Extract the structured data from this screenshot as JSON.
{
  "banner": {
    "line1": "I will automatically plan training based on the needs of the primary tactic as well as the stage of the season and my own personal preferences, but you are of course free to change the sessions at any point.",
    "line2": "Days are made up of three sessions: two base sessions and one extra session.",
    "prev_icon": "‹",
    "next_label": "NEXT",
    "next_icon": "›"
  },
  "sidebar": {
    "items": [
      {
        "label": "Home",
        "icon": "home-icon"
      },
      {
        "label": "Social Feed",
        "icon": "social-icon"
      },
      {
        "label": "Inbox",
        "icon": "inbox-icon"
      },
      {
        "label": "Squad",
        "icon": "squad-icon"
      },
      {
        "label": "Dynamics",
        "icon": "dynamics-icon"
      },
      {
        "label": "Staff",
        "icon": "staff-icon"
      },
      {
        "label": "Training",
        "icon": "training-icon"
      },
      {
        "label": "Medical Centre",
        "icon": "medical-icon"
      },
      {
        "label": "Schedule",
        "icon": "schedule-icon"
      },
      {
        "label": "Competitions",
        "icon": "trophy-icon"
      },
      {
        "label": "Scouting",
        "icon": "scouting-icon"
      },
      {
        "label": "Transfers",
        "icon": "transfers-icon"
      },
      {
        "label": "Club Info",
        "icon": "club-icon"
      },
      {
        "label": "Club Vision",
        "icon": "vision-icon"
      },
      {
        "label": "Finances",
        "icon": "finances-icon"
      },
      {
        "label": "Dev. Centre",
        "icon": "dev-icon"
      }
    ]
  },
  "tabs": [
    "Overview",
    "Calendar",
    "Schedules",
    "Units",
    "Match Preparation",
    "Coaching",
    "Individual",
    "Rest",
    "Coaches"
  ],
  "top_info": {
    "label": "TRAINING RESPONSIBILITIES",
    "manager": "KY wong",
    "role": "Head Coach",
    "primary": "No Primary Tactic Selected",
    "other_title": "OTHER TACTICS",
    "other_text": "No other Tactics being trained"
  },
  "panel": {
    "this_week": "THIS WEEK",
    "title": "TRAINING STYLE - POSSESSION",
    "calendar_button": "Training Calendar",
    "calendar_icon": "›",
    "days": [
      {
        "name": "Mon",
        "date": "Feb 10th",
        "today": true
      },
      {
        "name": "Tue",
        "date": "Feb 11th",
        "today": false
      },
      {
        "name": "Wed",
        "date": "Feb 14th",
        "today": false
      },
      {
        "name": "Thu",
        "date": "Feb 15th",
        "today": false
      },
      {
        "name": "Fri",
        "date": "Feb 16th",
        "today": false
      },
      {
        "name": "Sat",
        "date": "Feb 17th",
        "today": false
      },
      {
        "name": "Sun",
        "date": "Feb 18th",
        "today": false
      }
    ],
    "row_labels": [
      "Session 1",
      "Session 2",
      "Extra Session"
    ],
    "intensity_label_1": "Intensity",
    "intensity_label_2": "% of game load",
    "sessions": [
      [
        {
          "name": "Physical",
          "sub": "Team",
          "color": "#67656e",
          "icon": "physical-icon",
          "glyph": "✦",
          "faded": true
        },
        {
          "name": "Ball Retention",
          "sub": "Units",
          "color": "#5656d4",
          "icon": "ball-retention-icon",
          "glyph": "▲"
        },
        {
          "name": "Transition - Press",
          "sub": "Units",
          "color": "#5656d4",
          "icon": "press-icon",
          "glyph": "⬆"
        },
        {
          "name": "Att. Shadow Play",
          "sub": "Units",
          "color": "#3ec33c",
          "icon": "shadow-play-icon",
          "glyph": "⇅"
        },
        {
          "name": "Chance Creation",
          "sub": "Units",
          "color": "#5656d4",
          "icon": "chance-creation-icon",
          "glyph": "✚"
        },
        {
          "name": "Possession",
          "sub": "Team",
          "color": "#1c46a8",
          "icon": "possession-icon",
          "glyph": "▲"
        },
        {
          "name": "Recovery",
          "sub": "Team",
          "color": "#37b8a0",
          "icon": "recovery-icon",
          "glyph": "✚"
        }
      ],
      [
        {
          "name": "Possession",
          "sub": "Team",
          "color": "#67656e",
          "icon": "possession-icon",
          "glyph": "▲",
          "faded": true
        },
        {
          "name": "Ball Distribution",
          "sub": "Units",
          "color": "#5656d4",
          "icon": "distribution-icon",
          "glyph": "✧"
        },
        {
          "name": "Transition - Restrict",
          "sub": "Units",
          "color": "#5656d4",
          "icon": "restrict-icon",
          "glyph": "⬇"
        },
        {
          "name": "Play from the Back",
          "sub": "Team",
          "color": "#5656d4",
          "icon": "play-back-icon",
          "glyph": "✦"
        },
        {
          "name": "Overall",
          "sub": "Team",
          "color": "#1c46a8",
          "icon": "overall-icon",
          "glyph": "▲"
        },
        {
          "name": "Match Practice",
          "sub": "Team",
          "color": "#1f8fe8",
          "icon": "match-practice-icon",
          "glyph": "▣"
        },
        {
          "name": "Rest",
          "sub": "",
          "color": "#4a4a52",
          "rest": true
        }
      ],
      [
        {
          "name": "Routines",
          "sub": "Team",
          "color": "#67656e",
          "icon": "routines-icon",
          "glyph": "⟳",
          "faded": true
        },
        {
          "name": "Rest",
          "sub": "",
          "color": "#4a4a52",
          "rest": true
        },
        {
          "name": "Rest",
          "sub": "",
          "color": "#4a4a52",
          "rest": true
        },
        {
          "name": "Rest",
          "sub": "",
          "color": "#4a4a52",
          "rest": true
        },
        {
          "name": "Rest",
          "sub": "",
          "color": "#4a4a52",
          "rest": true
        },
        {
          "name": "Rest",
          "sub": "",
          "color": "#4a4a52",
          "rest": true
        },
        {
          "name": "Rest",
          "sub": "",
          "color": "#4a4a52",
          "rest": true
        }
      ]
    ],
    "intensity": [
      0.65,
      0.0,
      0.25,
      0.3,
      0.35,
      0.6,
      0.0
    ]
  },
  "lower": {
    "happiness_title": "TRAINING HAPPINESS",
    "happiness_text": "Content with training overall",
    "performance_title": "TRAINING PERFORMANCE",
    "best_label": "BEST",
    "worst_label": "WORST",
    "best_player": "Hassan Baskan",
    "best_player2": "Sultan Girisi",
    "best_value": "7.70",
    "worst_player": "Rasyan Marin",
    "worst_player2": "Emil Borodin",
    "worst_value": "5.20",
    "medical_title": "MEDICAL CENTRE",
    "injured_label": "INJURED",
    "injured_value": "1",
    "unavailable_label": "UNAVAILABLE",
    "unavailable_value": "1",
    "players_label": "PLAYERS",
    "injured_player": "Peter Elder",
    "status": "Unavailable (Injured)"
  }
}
★ ★ ★ ★ ★
* WHAT YOU ARE ASKED TO DO *
Quote the data in full, keeping each word unchanged.

* SOLUTION TO THIS TASK *
Extract the structured data from this screenshot as JSON.
{
  "banner": {
    "line1": "I will automatically plan training based on the needs of the primary tactic as well as the stage of the season and my own personal preferences, but you are of course free to change the sessions at any point.",
    "line2": "Days are made up of three sessions: two base sessions and one extra session.",
    "prev_icon": "‹",
    "next_label": "NEXT",
    "next_icon": "›"
  },
  "sidebar": {
    "items": [
      {
        "label": "Home",
        "icon": "home-icon"
      },
      {
        "label": "Social Feed",
        "icon": "social-icon"
      },
      {
        "label": "Inbox",
        "icon": "inbox-icon"
      },
      {
        "label": "Squad",
        "icon": "squad-icon"
      },
      {
        "label": "Dynamics",
        "icon": "dynamics-icon"
      },
      {
        "label": "Staff",
        "icon": "staff-icon"
      },
      {
        "label": "Training",
        "icon": "training-icon"
      },
      {
        "label": "Medical Centre",
        "icon": "medical-icon"
      },
      {
        "label": "Schedule",
        "icon": "schedule-icon"
      },
      {
        "label": "Competitions",
        "icon": "trophy-icon"
      },
      {
        "label": "Scouting",
        "icon": "scouting-icon"
      },
      {
        "label": "Transfers",
        "icon": "transfers-icon"
      },
      {
        "label": "Club Info",
        "icon": "club-icon"
      },
      {
        "label": "Club Vision",
        "icon": "vision-icon"
      },
      {
        "label": "Finances",
        "icon": "finances-icon"
      },
      {
        "label": "Dev. Centre",
        "icon": "dev-icon"
      }
    ]
  },
  "tabs": [
    "Overview",
    "Calendar",
    "Schedules",
    "Units",
    "Match Preparation",
    "Coaching",
    "Individual",
    "Rest",
    "Coaches"
  ],
  "top_info": {
    "label": "TRAINING RESPONSIBILITIES",
    "manager": "KY wong",
    "role": "Head Coach",
    "primary": "No Primary Tactic Selected",
    "other_title": "OTHER TACTICS",
    "other_text": "No other Tactics being trained"
  },
  "panel": {
    "this_week": "THIS WEEK",
    "title": "TRAINING STYLE - POSSESSION",
    "calendar_button": "Training Calendar",
    "calendar_icon": "›",
    "days": [
      {
        "name": "Mon",
        "date": "Feb 10th",
        "today": true
      },
      {
        "name": "Tue",
        "date": "Feb 11th",
        "today": false
      },
      {
        "name": "Wed",
        "date": "Feb 14th",
        "today": false
      },
      {
        "name": "Thu",
        "date": "Feb 15th",
        "today": false
      },
      {
        "name": "Fri",
        "date": "Feb 16th",
        "today": false
      },
      {
        "name": "Sat",
        "date": "Feb 17th",
        "today": false
      },
      {
        "name": "Sun",
        "date": "Feb 18th",
        "today": false
      }
    ],
    "row_labels": [
      "Session 1",
      "Session 2",
      "Extra Session"
    ],
    "intensity_label_1": "Intensity",
    "intensity_label_2": "% of game load",
    "sessions": [
      [
        {
          "name": "Physical",
          "sub": "Team",
          "color": "#67656e",
          "icon": "physical-icon",
          "glyph": "✦",
          "faded": true
        },
        {
          "name": "Ball Retention",
          "sub": "Units",
          "color": "#5656d4",
          "icon": "ball-retention-icon",
          "glyph": "▲"
        },
        {
          "name": "Transition - Press",
          "sub": "Units",
          "color": "#5656d4",
          "icon": "press-icon",
          "glyph": "⬆"
        },
        {
          "name": "Att. Shadow Play",
          "sub": "Units",
          "color": "#3ec33c",
          "icon": "shadow-play-icon",
          "glyph": "⇅"
        },
        {
          "name": "Chance Creation",
          "sub": "Units",
          "color": "#5656d4",
          "icon": "chance-creation-icon",
          "glyph": "✚"
        },
        {
          "name": "Possession",
          "sub": "Team",
          "color": "#1c46a8",
          "icon": "possession-icon",
          "glyph": "▲"
        },
        {
          "name": "Recovery",
          "sub": "Team",
          "color": "#37b8a0",
          "icon": "recovery-icon",
          "glyph": "✚"
        }
      ],
      [
        {
          "name": "Possession",
          "sub": "Team",
          "color": "#67656e",
          "icon": "possession-icon",
          "glyph": "▲",
          "faded": true
        },
        {
          "name": "Ball Distribution",
          "sub": "Units",
          "color": "#5656d4",
          "icon": "distribution-icon",
          "glyph": "✧"
        },
        {
          "name": "Transition - Restrict",
          "sub": "Units",
          "color": "#5656d4",
          "icon": "restrict-icon",
          "glyph": "⬇"
        },
        {
          "name": "Play from the Back",
          "sub": "Team",
          "color": "#5656d4",
          "icon": "play-back-icon",
          "glyph": "✦"
        },
        {
          "name": "Overall",
          "sub": "Team",
          "color": "#1c46a8",
          "icon": "overall-icon",
          "glyph": "▲"
        },
        {
          "name": "Match Practice",
          "sub": "Team",
          "color": "#1f8fe8",
          "icon": "match-practice-icon",
          "glyph": "▣"
        },
        {
          "name": "Rest",
          "sub": "",
          "color": "#4a4a52",
          "rest": true
        }
      ],
      [
        {
          "name": "Routines",
          "sub": "Team",
          "color": "#67656e",
          "icon": "routines-icon",
          "glyph": "⟳",
          "faded": true
        },
        {
          "name": "Rest",
          "sub": "",
          "color": "#4a4a52",
          "rest": true
        },
        {
          "name": "Rest",
          "sub": "",
          "color": "#4a4a52",
          "rest": true
        },
        {
          "name": "Rest",
          "sub": "",
          "color": "#4a4a52",
          "rest": true
        },
        {
          "name": "Rest",
          "sub": "",
          "color": "#4a4a52",
          "rest": true
        },
        {
          "name": "Rest",
          "sub": "",
          "color": "#4a4a52",
          "rest": true
        },
        {
          "name": "Rest",
          "sub": "",
          "color": "#4a4a52",
          "rest": true
        }
      ]
    ],
    "intensity": [
      0.65,
      0.0,
      0.25,
      0.3,
      0.35,
      0.6,
      0.0
    ]
  },
  "lower": {
    "happiness_title": "TRAINING HAPPINESS",
    "happiness_text": "Content with training overall",
    "performance_title": "TRAINING PERFORMANCE",
    "best_label": "BEST",
    "worst_label": "WORST",
    "best_player": "Hassan Baskan",
    "best_player2": "Sultan Girisi",
    "best_value": "7.70",
    "worst_player": "Rasyan Marin",
    "worst_player2": "Emil Borodin",
    "worst_value": "5.20",
    "medical_title": "MEDICAL CENTRE",
    "injured_label": "INJURED",
    "injured_value": "1",
    "unavailable_label": "UNAVAILABLE",
    "unavailable_value": "1",
    "players_label": "PLAYERS",
    "injured_player": "Peter Elder",
    "status": "Unavailable (Injured)"
  }
}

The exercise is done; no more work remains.